▶ _Rows_
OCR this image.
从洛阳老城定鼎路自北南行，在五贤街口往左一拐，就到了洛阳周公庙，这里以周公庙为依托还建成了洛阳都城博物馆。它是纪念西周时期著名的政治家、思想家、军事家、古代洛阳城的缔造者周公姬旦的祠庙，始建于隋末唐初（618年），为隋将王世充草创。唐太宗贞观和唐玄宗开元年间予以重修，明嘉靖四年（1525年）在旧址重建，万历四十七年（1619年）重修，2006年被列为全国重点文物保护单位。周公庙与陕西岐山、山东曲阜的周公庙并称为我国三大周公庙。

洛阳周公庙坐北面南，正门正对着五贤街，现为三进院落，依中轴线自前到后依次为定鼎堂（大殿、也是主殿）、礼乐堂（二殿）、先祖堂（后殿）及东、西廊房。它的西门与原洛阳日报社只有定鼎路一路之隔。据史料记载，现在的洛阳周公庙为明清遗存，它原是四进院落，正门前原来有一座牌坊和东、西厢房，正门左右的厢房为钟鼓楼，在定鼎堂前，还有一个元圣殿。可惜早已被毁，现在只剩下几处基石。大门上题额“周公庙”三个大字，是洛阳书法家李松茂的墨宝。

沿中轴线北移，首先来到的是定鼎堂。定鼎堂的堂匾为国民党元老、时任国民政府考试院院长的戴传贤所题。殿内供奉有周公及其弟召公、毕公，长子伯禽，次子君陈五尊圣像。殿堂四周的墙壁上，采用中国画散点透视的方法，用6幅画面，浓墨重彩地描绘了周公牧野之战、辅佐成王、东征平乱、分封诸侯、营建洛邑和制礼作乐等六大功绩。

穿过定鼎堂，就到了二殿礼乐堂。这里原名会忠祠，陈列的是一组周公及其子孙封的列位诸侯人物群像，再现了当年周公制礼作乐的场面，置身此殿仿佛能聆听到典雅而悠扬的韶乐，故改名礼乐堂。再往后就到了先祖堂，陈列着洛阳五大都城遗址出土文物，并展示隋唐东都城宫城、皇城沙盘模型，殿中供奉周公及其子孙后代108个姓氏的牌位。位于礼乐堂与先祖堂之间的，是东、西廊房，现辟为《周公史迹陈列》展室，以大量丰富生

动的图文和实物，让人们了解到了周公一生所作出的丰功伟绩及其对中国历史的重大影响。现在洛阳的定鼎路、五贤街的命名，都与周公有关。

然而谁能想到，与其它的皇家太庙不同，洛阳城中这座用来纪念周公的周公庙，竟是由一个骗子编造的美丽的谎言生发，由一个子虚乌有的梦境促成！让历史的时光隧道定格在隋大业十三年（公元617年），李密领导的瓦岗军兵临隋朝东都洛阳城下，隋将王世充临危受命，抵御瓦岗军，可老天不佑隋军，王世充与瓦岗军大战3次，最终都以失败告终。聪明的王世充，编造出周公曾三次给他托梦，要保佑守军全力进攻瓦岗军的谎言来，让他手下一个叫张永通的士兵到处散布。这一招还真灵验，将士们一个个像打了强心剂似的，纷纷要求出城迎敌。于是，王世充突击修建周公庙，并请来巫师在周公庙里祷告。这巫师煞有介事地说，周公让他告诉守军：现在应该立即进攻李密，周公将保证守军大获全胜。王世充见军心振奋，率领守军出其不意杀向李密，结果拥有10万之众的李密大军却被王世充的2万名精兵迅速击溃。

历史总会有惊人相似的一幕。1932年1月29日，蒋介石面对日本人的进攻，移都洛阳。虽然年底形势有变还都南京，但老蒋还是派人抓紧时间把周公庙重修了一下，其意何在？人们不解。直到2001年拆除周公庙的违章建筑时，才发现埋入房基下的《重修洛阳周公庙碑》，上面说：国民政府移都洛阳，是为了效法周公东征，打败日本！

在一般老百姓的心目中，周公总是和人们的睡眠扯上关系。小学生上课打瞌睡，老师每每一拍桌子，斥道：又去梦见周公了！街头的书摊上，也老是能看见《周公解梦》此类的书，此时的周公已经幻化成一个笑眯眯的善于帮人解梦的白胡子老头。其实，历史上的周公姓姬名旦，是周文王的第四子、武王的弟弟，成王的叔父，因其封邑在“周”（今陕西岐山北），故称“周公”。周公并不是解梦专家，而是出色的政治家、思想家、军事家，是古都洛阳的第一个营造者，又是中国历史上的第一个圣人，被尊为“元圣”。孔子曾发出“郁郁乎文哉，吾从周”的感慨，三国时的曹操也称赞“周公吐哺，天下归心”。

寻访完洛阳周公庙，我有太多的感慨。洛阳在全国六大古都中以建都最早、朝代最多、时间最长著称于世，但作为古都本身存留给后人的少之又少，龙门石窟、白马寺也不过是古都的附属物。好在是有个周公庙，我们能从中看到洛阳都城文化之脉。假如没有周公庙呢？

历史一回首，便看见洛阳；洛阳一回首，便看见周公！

▶ _Instructions to follow_
The lines above should be duplicated exactly.

▶ _Solution to this task_
OCR this image.
从洛阳老城定鼎路自北南行，在五贤街口往左一拐，就到了洛阳周公庙，这里以周公庙为依托还建成了洛阳都城博物馆。它是纪念西周时期著名的政治家、思想家、军事家、古代洛阳城的缔造者周公姬旦的祠庙，始建于隋末唐初（618年），为隋将王世充草创。唐太宗贞观和唐玄宗开元年间予以重修，明嘉靖四年（1525年）在旧址重建，万历四十七年（1619年）重修，2006年被列为全国重点文物保护单位。周公庙与陕西岐山、山东曲阜的周公庙并称为我国三大周公庙。

洛阳周公庙坐北面南，正门正对着五贤街，现为三进院落，依中轴线自前到后依次为定鼎堂（大殿、也是主殿）、礼乐堂（二殿）、先祖堂（后殿）及东、西廊房。它的西门与原洛阳日报社只有定鼎路一路之隔。据史料记载，现在的洛阳周公庙为明清遗存，它原是四进院落，正门前原来有一座牌坊和东、西厢房，正门左右的厢房为钟鼓楼，在定鼎堂前，还有一个元圣殿。可惜早已被毁，现在只剩下几处基石。大门上题额“周公庙”三个大字，是洛阳书法家李松茂的墨宝。

沿中轴线北移，首先来到的是定鼎堂。定鼎堂的堂匾为国民党元老、时任国民政府考试院院长的戴传贤所题。殿内供奉有周公及其弟召公、毕公，长子伯禽，次子君陈五尊圣像。殿堂四周的墙壁上，采用中国画散点透视的方法，用6幅画面，浓墨重彩地描绘了周公牧野之战、辅佐成王、东征平乱、分封诸侯、营建洛邑和制礼作乐等六大功绩。

穿过定鼎堂，就到了二殿礼乐堂。这里原名会忠祠，陈列的是一组周公及其子孙封的列位诸侯人物群像，再现了当年周公制礼作乐的场面，置身此殿仿佛能聆听到典雅而悠扬的韶乐，故改名礼乐堂。再往后就到了先祖堂，陈列着洛阳五大都城遗址出土文物，并展示隋唐东都城宫城、皇城沙盘模型，殿中供奉周公及其子孙后代108个姓氏的牌位。位于礼乐堂与先祖堂之间的，是东、西廊房，现辟为《周公史迹陈列》展室，以大量丰富生

动的图文和实物，让人们了解到了周公一生所作出的丰功伟绩及其对中国历史的重大影响。现在洛阳的定鼎路、五贤街的命名，都与周公有关。

然而谁能想到，与其它的皇家太庙不同，洛阳城中这座用来纪念周公的周公庙，竟是由一个骗子编造的美丽的谎言生发，由一个子虚乌有的梦境促成！让历史的时光隧道定格在隋大业十三年（公元617年），李密领导的瓦岗军兵临隋朝东都洛阳城下，隋将王世充临危受命，抵御瓦岗军，可老天不佑隋军，王世充与瓦岗军大战3次，最终都以失败告终。聪明的王世充，编造出周公曾三次给他托梦，要保佑守军全力进攻瓦岗军的谎言来，让他手下一个叫张永通的士兵到处散布。这一招还真灵验，将士们一个个像打了强心剂似的，纷纷要求出城迎敌。于是，王世充突击修建周公庙，并请来巫师在周公庙里祷告。这巫师煞有介事地说，周公让他告诉守军：现在应该立即进攻李密，周公将保证守军大获全胜。王世充见军心振奋，率领守军出其不意杀向李密，结果拥有10万之众的李密大军却被王世充的2万名精兵迅速击溃。

历史总会有惊人相似的一幕。1932年1月29日，蒋介石面对日本人的进攻，移都洛阳。虽然年底形势有变还都南京，但老蒋还是派人抓紧时间把周公庙重修了一下，其意何在？人们不解。直到2001年拆除周公庙的违章建筑时，才发现埋入房基下的《重修洛阳周公庙碑》，上面说：国民政府移都洛阳，是为了效法周公东征，打败日本！

在一般老百姓的心目中，周公总是和人们的睡眠扯上关系。小学生上课打瞌睡，老师每每一拍桌子，斥道：又去梦见周公了！街头的书摊上，也老是能看见《周公解梦》此类的书，此时的周公已经幻化成一个笑眯眯的善于帮人解梦的白胡子老头。其实，历史上的周公姓姬名旦，是周文王的第四子、武王的弟弟，成王的叔父，因其封邑在“周”（今陕西岐山北），故称“周公”。周公并不是解梦专家，而是出色的政治家、思想家、军事家，是古都洛阳的第一个营造者，又是中国历史上的第一个圣人，被尊为“元圣”。孔子曾发出“郁郁乎文哉，吾从周”的感慨，三国时的曹操也称赞“周公吐哺，天下归心”。

寻访完洛阳周公庙，我有太多的感慨。洛阳在全国六大古都中以建都最早、朝代最多、时间最长著称于世，但作为古都本身存留给后人的少之又少，龙门石窟、白马寺也不过是古都的附属物。好在是有个周公庙，我们能从中看到洛阳都城文化之脉。假如没有周公庙呢？

历史一回首，便看见洛阳；洛阳一回首，便看见周公！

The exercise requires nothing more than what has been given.